Give back the records below exactly, every one, with no pictures.

(Figure dataset records)

= = = =

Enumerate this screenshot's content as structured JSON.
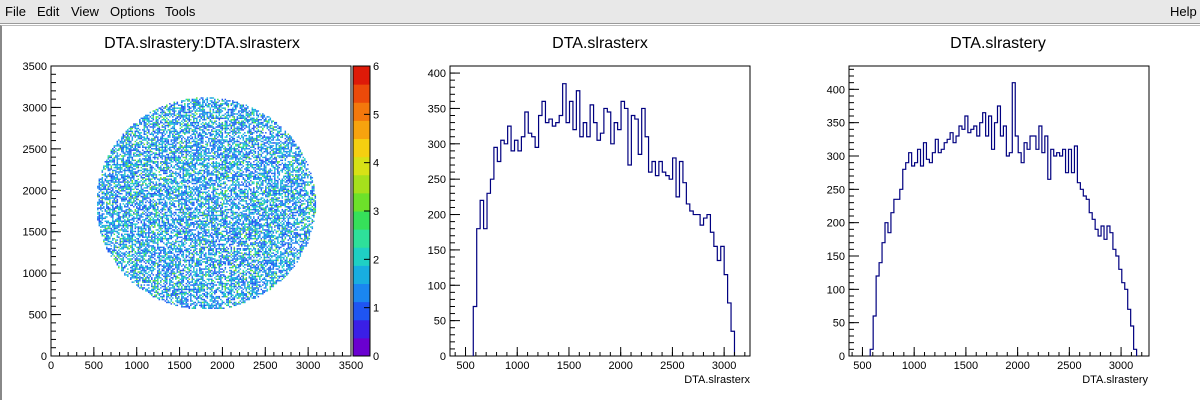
{
  "menu": {
    "file": "File",
    "edit": "Edit",
    "view": "View",
    "options": "Options",
    "tools": "Tools",
    "help": "Help"
  },
  "colors": {
    "histogram_line": "#000080",
    "palette": [
      "#6a00d0",
      "#3a1fe6",
      "#1f55f2",
      "#1a86f0",
      "#18aee0",
      "#1fd0c4",
      "#2ee09a",
      "#36e05a",
      "#6de12a",
      "#a6e01c",
      "#d7e116",
      "#f5cf10",
      "#f7a30e",
      "#f4780c",
      "#ec4a0a",
      "#de1a08"
    ]
  },
  "chart_data": [
    {
      "type": "heatmap",
      "title": "DTA.slrastery:DTA.slrasterx",
      "xlabel": "",
      "ylabel": "",
      "xlim": [
        0,
        3500
      ],
      "ylim": [
        0,
        3500
      ],
      "x_ticks": [
        "0",
        "500",
        "1000",
        "1500",
        "2000",
        "2500",
        "3000",
        "3500"
      ],
      "y_ticks": [
        "0",
        "500",
        "1000",
        "1500",
        "2000",
        "2500",
        "3000",
        "3500"
      ],
      "zlim": [
        0,
        6
      ],
      "z_ticks": [
        "0",
        "1",
        "2",
        "3",
        "4",
        "5",
        "6"
      ],
      "distribution": {
        "shape": "disk",
        "center": [
          1800,
          1830
        ],
        "radius": 1280,
        "typical_bin_count": [
          1,
          2
        ]
      }
    },
    {
      "type": "bar",
      "subtype": "step-histogram",
      "title": "DTA.slrasterx",
      "xlabel": "DTA.slrasterx",
      "ylabel": "",
      "xlim": [
        350,
        3250
      ],
      "ylim": [
        0,
        410
      ],
      "x_ticks": [
        "500",
        "1000",
        "1500",
        "2000",
        "2500",
        "3000"
      ],
      "y_ticks": [
        "0",
        "50",
        "100",
        "150",
        "200",
        "250",
        "300",
        "350",
        "400"
      ],
      "bin_edges_range": [
        575,
        3100
      ],
      "values": [
        70,
        180,
        220,
        180,
        230,
        250,
        295,
        275,
        305,
        300,
        325,
        290,
        305,
        290,
        310,
        345,
        315,
        310,
        295,
        340,
        360,
        330,
        335,
        325,
        330,
        340,
        385,
        330,
        360,
        320,
        375,
        310,
        330,
        310,
        355,
        330,
        305,
        315,
        350,
        345,
        300,
        330,
        320,
        360,
        350,
        270,
        340,
        335,
        285,
        350,
        310,
        260,
        275,
        255,
        275,
        260,
        255,
        250,
        280,
        225,
        275,
        245,
        215,
        205,
        200,
        200,
        185,
        195,
        200,
        175,
        155,
        135,
        155,
        115,
        75,
        35
      ],
      "grid": false
    },
    {
      "type": "bar",
      "subtype": "step-histogram",
      "title": "DTA.slrastery",
      "xlabel": "DTA.slrastery",
      "ylabel": "",
      "xlim": [
        370,
        3270
      ],
      "ylim": [
        0,
        435
      ],
      "x_ticks": [
        "500",
        "1000",
        "1500",
        "2000",
        "2500",
        "3000"
      ],
      "y_ticks": [
        "0",
        "50",
        "100",
        "150",
        "200",
        "250",
        "300",
        "350",
        "400"
      ],
      "bin_edges_range": [
        575,
        3150
      ],
      "values": [
        10,
        60,
        120,
        140,
        170,
        200,
        185,
        215,
        235,
        235,
        250,
        280,
        290,
        305,
        285,
        290,
        310,
        285,
        320,
        295,
        290,
        305,
        325,
        305,
        310,
        320,
        325,
        335,
        320,
        330,
        345,
        340,
        360,
        335,
        340,
        345,
        330,
        350,
        365,
        330,
        360,
        310,
        350,
        375,
        330,
        345,
        300,
        305,
        410,
        330,
        305,
        290,
        320,
        310,
        330,
        330,
        310,
        345,
        305,
        330,
        265,
        310,
        300,
        305,
        300,
        310,
        275,
        310,
        275,
        315,
        260,
        250,
        240,
        235,
        215,
        205,
        190,
        180,
        195,
        175,
        195,
        185,
        160,
        150,
        130,
        110,
        100,
        70,
        45,
        10
      ],
      "grid": false
    }
  ]
}
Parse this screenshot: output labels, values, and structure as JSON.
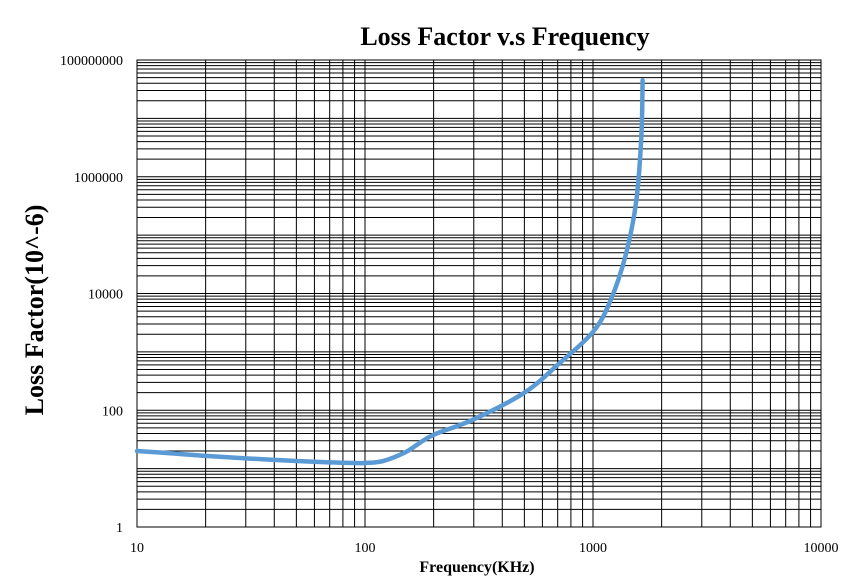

= = = =

The answer:
Enumerate this screenshot's content as structured JSON.
{
  "menu": {
    "file": "File",
    "edit": "Edit",
    "view": "View",
    "options": "Options",
    "tools": "Tools",
    "help": "Help"
  },
  "colors": {
    "histogram_line": "#000080",
    "palette": [
      "#6a00d0",
      "#3a1fe6",
      "#1f55f2",
      "#1a86f0",
      "#18aee0",
      "#1fd0c4",
      "#2ee09a",
      "#36e05a",
      "#6de12a",
      "#a6e01c",
      "#d7e116",
      "#f5cf10",
      "#f7a30e",
      "#f4780c",
      "#ec4a0a",
      "#de1a08"
    ]
  },
  "chart_data": [
    {
      "type": "heatmap",
      "title": "DTA.slrastery:DTA.slrasterx",
      "xlabel": "",
      "ylabel": "",
      "xlim": [
        0,
        3500
      ],
      "ylim": [
        0,
        3500
      ],
      "x_ticks": [
        "0",
        "500",
        "1000",
        "1500",
        "2000",
        "2500",
        "3000",
        "3500"
      ],
      "y_ticks": [
        "0",
        "500",
        "1000",
        "1500",
        "2000",
        "2500",
        "3000",
        "3500"
      ],
      "zlim": [
        0,
        6
      ],
      "z_ticks": [
        "0",
        "1",
        "2",
        "3",
        "4",
        "5",
        "6"
      ],
      "distribution": {
        "shape": "disk",
        "center": [
          1800,
          1830
        ],
        "radius": 1280,
        "typical_bin_count": [
          1,
          2
        ]
      }
    },
    {
      "type": "bar",
      "subtype": "step-histogram",
      "title": "DTA.slrasterx",
      "xlabel": "DTA.slrasterx",
      "ylabel": "",
      "xlim": [
        350,
        3250
      ],
      "ylim": [
        0,
        410
      ],
      "x_ticks": [
        "500",
        "1000",
        "1500",
        "2000",
        "2500",
        "3000"
      ],
      "y_ticks": [
        "0",
        "50",
        "100",
        "150",
        "200",
        "250",
        "300",
        "350",
        "400"
      ],
      "bin_edges_range": [
        575,
        3100
      ],
      "values": [
        70,
        180,
        220,
        180,
        230,
        250,
        295,
        275,
        305,
        300,
        325,
        290,
        305,
        290,
        310,
        345,
        315,
        310,
        295,
        340,
        360,
        330,
        335,
        325,
        330,
        340,
        385,
        330,
        360,
        320,
        375,
        310,
        330,
        310,
        355,
        330,
        305,
        315,
        350,
        345,
        300,
        330,
        320,
        360,
        350,
        270,
        340,
        335,
        285,
        350,
        310,
        260,
        275,
        255,
        275,
        260,
        255,
        250,
        280,
        225,
        275,
        245,
        215,
        205,
        200,
        200,
        185,
        195,
        200,
        175,
        155,
        135,
        155,
        115,
        75,
        35
      ],
      "grid": false
    },
    {
      "type": "bar",
      "subtype": "step-histogram",
      "title": "DTA.slrastery",
      "xlabel": "DTA.slrastery",
      "ylabel": "",
      "xlim": [
        370,
        3270
      ],
      "ylim": [
        0,
        435
      ],
      "x_ticks": [
        "500",
        "1000",
        "1500",
        "2000",
        "2500",
        "3000"
      ],
      "y_ticks": [
        "0",
        "50",
        "100",
        "150",
        "200",
        "250",
        "300",
        "350",
        "400"
      ],
      "bin_edges_range": [
        575,
        3150
      ],
      "values": [
        10,
        60,
        120,
        140,
        170,
        200,
        185,
        215,
        235,
        235,
        250,
        280,
        290,
        305,
        285,
        290,
        310,
        285,
        320,
        295,
        290,
        305,
        325,
        305,
        310,
        320,
        325,
        335,
        320,
        330,
        345,
        340,
        360,
        335,
        340,
        345,
        330,
        350,
        365,
        330,
        360,
        310,
        350,
        375,
        330,
        345,
        300,
        305,
        410,
        330,
        305,
        290,
        320,
        310,
        330,
        330,
        310,
        345,
        305,
        330,
        265,
        310,
        300,
        305,
        300,
        310,
        275,
        310,
        275,
        315,
        260,
        250,
        240,
        235,
        215,
        205,
        190,
        180,
        195,
        175,
        195,
        185,
        160,
        150,
        130,
        110,
        100,
        70,
        45,
        10
      ],
      "grid": false
    }
  ]
}
Parse this screenshot: output labels, values, and structure as JSON.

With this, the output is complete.